§ **REQUIRED WORK**
Every line below is to be copied exactly, with the pictures left out.

§ **AVAILABLE RECORDS**
[START]

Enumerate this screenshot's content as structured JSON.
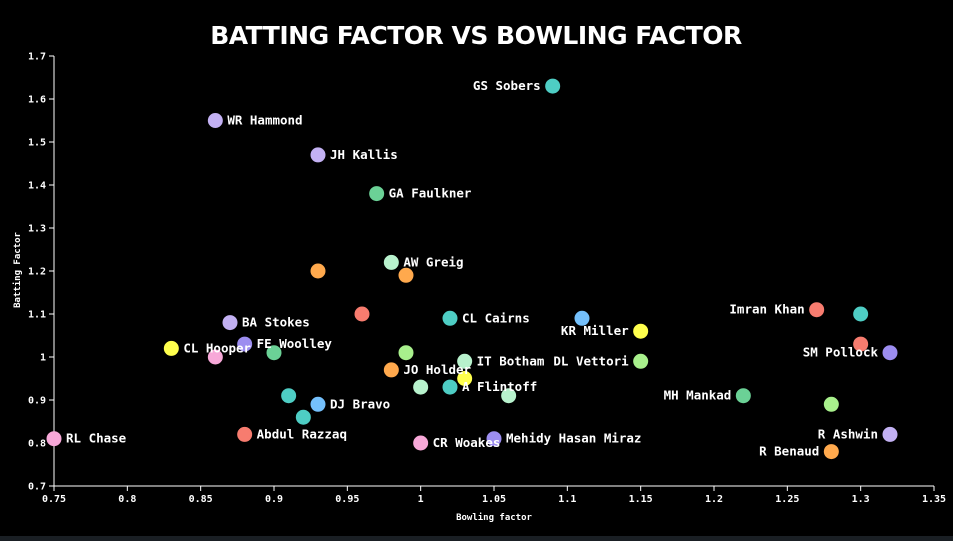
{
  "chart_data": {
    "type": "scatter",
    "title": "BATTING FACTOR VS BOWLING FACTOR",
    "xlabel": "Bowling factor",
    "ylabel": "Batting Factor",
    "xlim": [
      0.75,
      1.35
    ],
    "ylim": [
      0.7,
      1.7
    ],
    "xticks": [
      "0.75",
      "0.8",
      "0.85",
      "0.9",
      "0.95",
      "1",
      "1.05",
      "1.1",
      "1.15",
      "1.2",
      "1.25",
      "1.3",
      "1.35"
    ],
    "yticks": [
      "0.7",
      "0.8",
      "0.9",
      "1",
      "1.1",
      "1.2",
      "1.3",
      "1.4",
      "1.5",
      "1.6",
      "1.7"
    ],
    "grid": false,
    "points": [
      {
        "x": 1.09,
        "y": 1.63,
        "color": "#4ecdc4",
        "label": "GS Sobers",
        "label_side": "left"
      },
      {
        "x": 0.86,
        "y": 1.55,
        "color": "#c3b1f3",
        "label": "WR Hammond",
        "label_side": "right"
      },
      {
        "x": 0.93,
        "y": 1.47,
        "color": "#c3b1f3",
        "label": "JH Kallis",
        "label_side": "right"
      },
      {
        "x": 0.97,
        "y": 1.38,
        "color": "#6bd196",
        "label": "GA Faulkner",
        "label_side": "right"
      },
      {
        "x": 0.98,
        "y": 1.22,
        "color": "#b8f2cd",
        "label": "AW Greig",
        "label_side": "right"
      },
      {
        "x": 0.93,
        "y": 1.2,
        "color": "#ffa94d",
        "label": "",
        "label_side": "right"
      },
      {
        "x": 0.99,
        "y": 1.19,
        "color": "#ffa94d",
        "label": "",
        "label_side": "right"
      },
      {
        "x": 0.96,
        "y": 1.1,
        "color": "#f77c6f",
        "label": "",
        "label_side": "right"
      },
      {
        "x": 1.02,
        "y": 1.09,
        "color": "#4ecdc4",
        "label": "CL Cairns",
        "label_side": "right"
      },
      {
        "x": 1.11,
        "y": 1.09,
        "color": "#74c0fc",
        "label": "",
        "label_side": "right"
      },
      {
        "x": 1.15,
        "y": 1.06,
        "color": "#ffff4d",
        "label": "KR Miller",
        "label_side": "left"
      },
      {
        "x": 1.27,
        "y": 1.11,
        "color": "#f77c6f",
        "label": "Imran Khan",
        "label_side": "left"
      },
      {
        "x": 1.3,
        "y": 1.1,
        "color": "#4ecdc4",
        "label": "",
        "label_side": "right"
      },
      {
        "x": 1.3,
        "y": 1.03,
        "color": "#f77c6f",
        "label": "",
        "label_side": "right"
      },
      {
        "x": 1.32,
        "y": 1.01,
        "color": "#9c8df0",
        "label": "SM Pollock",
        "label_side": "left"
      },
      {
        "x": 0.87,
        "y": 1.08,
        "color": "#c3b1f3",
        "label": "BA Stokes",
        "label_side": "right"
      },
      {
        "x": 0.83,
        "y": 1.02,
        "color": "#ffff4d",
        "label": "CL Hooper",
        "label_side": "right"
      },
      {
        "x": 0.88,
        "y": 1.03,
        "color": "#9c8df0",
        "label": "FE Woolley",
        "label_side": "right"
      },
      {
        "x": 0.86,
        "y": 1.0,
        "color": "#f7a8d8",
        "label": "",
        "label_side": "right"
      },
      {
        "x": 0.9,
        "y": 1.01,
        "color": "#6bd196",
        "label": "",
        "label_side": "right"
      },
      {
        "x": 0.99,
        "y": 1.01,
        "color": "#a8f08c",
        "label": "",
        "label_side": "right"
      },
      {
        "x": 1.03,
        "y": 0.99,
        "color": "#b8f2cd",
        "label": "IT Botham",
        "label_side": "right"
      },
      {
        "x": 1.15,
        "y": 0.99,
        "color": "#a8f08c",
        "label": "DL Vettori",
        "label_side": "left"
      },
      {
        "x": 0.98,
        "y": 0.97,
        "color": "#ffa94d",
        "label": "JO Holder",
        "label_side": "right"
      },
      {
        "x": 1.03,
        "y": 0.95,
        "color": "#ffff4d",
        "label": "",
        "label_side": "right"
      },
      {
        "x": 1.0,
        "y": 0.93,
        "color": "#b8f2cd",
        "label": "",
        "label_side": "right"
      },
      {
        "x": 1.02,
        "y": 0.93,
        "color": "#4ecdc4",
        "label": "A Flintoff",
        "label_side": "right"
      },
      {
        "x": 1.06,
        "y": 0.91,
        "color": "#b8f2cd",
        "label": "",
        "label_side": "right"
      },
      {
        "x": 1.22,
        "y": 0.91,
        "color": "#6bd196",
        "label": "MH Mankad",
        "label_side": "left"
      },
      {
        "x": 1.28,
        "y": 0.89,
        "color": "#a8f08c",
        "label": "",
        "label_side": "right"
      },
      {
        "x": 0.91,
        "y": 0.91,
        "color": "#4ecdc4",
        "label": "",
        "label_side": "right"
      },
      {
        "x": 0.93,
        "y": 0.89,
        "color": "#74c0fc",
        "label": "DJ Bravo",
        "label_side": "right"
      },
      {
        "x": 0.92,
        "y": 0.86,
        "color": "#4ecdc4",
        "label": "",
        "label_side": "right"
      },
      {
        "x": 0.88,
        "y": 0.82,
        "color": "#f77c6f",
        "label": "Abdul Razzaq",
        "label_side": "right"
      },
      {
        "x": 0.75,
        "y": 0.81,
        "color": "#f7a8d8",
        "label": "RL Chase",
        "label_side": "right"
      },
      {
        "x": 1.0,
        "y": 0.8,
        "color": "#f7a8d8",
        "label": "CR Woakes",
        "label_side": "right"
      },
      {
        "x": 1.05,
        "y": 0.81,
        "color": "#9c8df0",
        "label": "Mehidy Hasan Miraz",
        "label_side": "right"
      },
      {
        "x": 1.32,
        "y": 0.82,
        "color": "#c3b1f3",
        "label": "R Ashwin",
        "label_side": "left"
      },
      {
        "x": 1.28,
        "y": 0.78,
        "color": "#ffa94d",
        "label": "R Benaud",
        "label_side": "left"
      }
    ]
  }
}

[END]

§ **TASK OUTPUT**
Enumerate this screenshot's content as structured JSON.
{
  "chart_data": {
    "type": "scatter",
    "title": "BATTING FACTOR VS BOWLING FACTOR",
    "xlabel": "Bowling factor",
    "ylabel": "Batting Factor",
    "xlim": [
      0.75,
      1.35
    ],
    "ylim": [
      0.7,
      1.7
    ],
    "xticks": [
      "0.75",
      "0.8",
      "0.85",
      "0.9",
      "0.95",
      "1",
      "1.05",
      "1.1",
      "1.15",
      "1.2",
      "1.25",
      "1.3",
      "1.35"
    ],
    "yticks": [
      "0.7",
      "0.8",
      "0.9",
      "1",
      "1.1",
      "1.2",
      "1.3",
      "1.4",
      "1.5",
      "1.6",
      "1.7"
    ],
    "grid": false,
    "points": [
      {
        "x": 1.09,
        "y": 1.63,
        "color": "#4ecdc4",
        "label": "GS Sobers",
        "label_side": "left"
      },
      {
        "x": 0.86,
        "y": 1.55,
        "color": "#c3b1f3",
        "label": "WR Hammond",
        "label_side": "right"
      },
      {
        "x": 0.93,
        "y": 1.47,
        "color": "#c3b1f3",
        "label": "JH Kallis",
        "label_side": "right"
      },
      {
        "x": 0.97,
        "y": 1.38,
        "color": "#6bd196",
        "label": "GA Faulkner",
        "label_side": "right"
      },
      {
        "x": 0.98,
        "y": 1.22,
        "color": "#b8f2cd",
        "label": "AW Greig",
        "label_side": "right"
      },
      {
        "x": 0.93,
        "y": 1.2,
        "color": "#ffa94d",
        "label": "",
        "label_side": "right"
      },
      {
        "x": 0.99,
        "y": 1.19,
        "color": "#ffa94d",
        "label": "",
        "label_side": "right"
      },
      {
        "x": 0.96,
        "y": 1.1,
        "color": "#f77c6f",
        "label": "",
        "label_side": "right"
      },
      {
        "x": 1.02,
        "y": 1.09,
        "color": "#4ecdc4",
        "label": "CL Cairns",
        "label_side": "right"
      },
      {
        "x": 1.11,
        "y": 1.09,
        "color": "#74c0fc",
        "label": "",
        "label_side": "right"
      },
      {
        "x": 1.15,
        "y": 1.06,
        "color": "#ffff4d",
        "label": "KR Miller",
        "label_side": "left"
      },
      {
        "x": 1.27,
        "y": 1.11,
        "color": "#f77c6f",
        "label": "Imran Khan",
        "label_side": "left"
      },
      {
        "x": 1.3,
        "y": 1.1,
        "color": "#4ecdc4",
        "label": "",
        "label_side": "right"
      },
      {
        "x": 1.3,
        "y": 1.03,
        "color": "#f77c6f",
        "label": "",
        "label_side": "right"
      },
      {
        "x": 1.32,
        "y": 1.01,
        "color": "#9c8df0",
        "label": "SM Pollock",
        "label_side": "left"
      },
      {
        "x": 0.87,
        "y": 1.08,
        "color": "#c3b1f3",
        "label": "BA Stokes",
        "label_side": "right"
      },
      {
        "x": 0.83,
        "y": 1.02,
        "color": "#ffff4d",
        "label": "CL Hooper",
        "label_side": "right"
      },
      {
        "x": 0.88,
        "y": 1.03,
        "color": "#9c8df0",
        "label": "FE Woolley",
        "label_side": "right"
      },
      {
        "x": 0.86,
        "y": 1.0,
        "color": "#f7a8d8",
        "label": "",
        "label_side": "right"
      },
      {
        "x": 0.9,
        "y": 1.01,
        "color": "#6bd196",
        "label": "",
        "label_side": "right"
      },
      {
        "x": 0.99,
        "y": 1.01,
        "color": "#a8f08c",
        "label": "",
        "label_side": "right"
      },
      {
        "x": 1.03,
        "y": 0.99,
        "color": "#b8f2cd",
        "label": "IT Botham",
        "label_side": "right"
      },
      {
        "x": 1.15,
        "y": 0.99,
        "color": "#a8f08c",
        "label": "DL Vettori",
        "label_side": "left"
      },
      {
        "x": 0.98,
        "y": 0.97,
        "color": "#ffa94d",
        "label": "JO Holder",
        "label_side": "right"
      },
      {
        "x": 1.03,
        "y": 0.95,
        "color": "#ffff4d",
        "label": "",
        "label_side": "right"
      },
      {
        "x": 1.0,
        "y": 0.93,
        "color": "#b8f2cd",
        "label": "",
        "label_side": "right"
      },
      {
        "x": 1.02,
        "y": 0.93,
        "color": "#4ecdc4",
        "label": "A Flintoff",
        "label_side": "right"
      },
      {
        "x": 1.06,
        "y": 0.91,
        "color": "#b8f2cd",
        "label": "",
        "label_side": "right"
      },
      {
        "x": 1.22,
        "y": 0.91,
        "color": "#6bd196",
        "label": "MH Mankad",
        "label_side": "left"
      },
      {
        "x": 1.28,
        "y": 0.89,
        "color": "#a8f08c",
        "label": "",
        "label_side": "right"
      },
      {
        "x": 0.91,
        "y": 0.91,
        "color": "#4ecdc4",
        "label": "",
        "label_side": "right"
      },
      {
        "x": 0.93,
        "y": 0.89,
        "color": "#74c0fc",
        "label": "DJ Bravo",
        "label_side": "right"
      },
      {
        "x": 0.92,
        "y": 0.86,
        "color": "#4ecdc4",
        "label": "",
        "label_side": "right"
      },
      {
        "x": 0.88,
        "y": 0.82,
        "color": "#f77c6f",
        "label": "Abdul Razzaq",
        "label_side": "right"
      },
      {
        "x": 0.75,
        "y": 0.81,
        "color": "#f7a8d8",
        "label": "RL Chase",
        "label_side": "right"
      },
      {
        "x": 1.0,
        "y": 0.8,
        "color": "#f7a8d8",
        "label": "CR Woakes",
        "label_side": "right"
      },
      {
        "x": 1.05,
        "y": 0.81,
        "color": "#9c8df0",
        "label": "Mehidy Hasan Miraz",
        "label_side": "right"
      },
      {
        "x": 1.32,
        "y": 0.82,
        "color": "#c3b1f3",
        "label": "R Ashwin",
        "label_side": "left"
      },
      {
        "x": 1.28,
        "y": 0.78,
        "color": "#ffa94d",
        "label": "R Benaud",
        "label_side": "left"
      }
    ]
  }
}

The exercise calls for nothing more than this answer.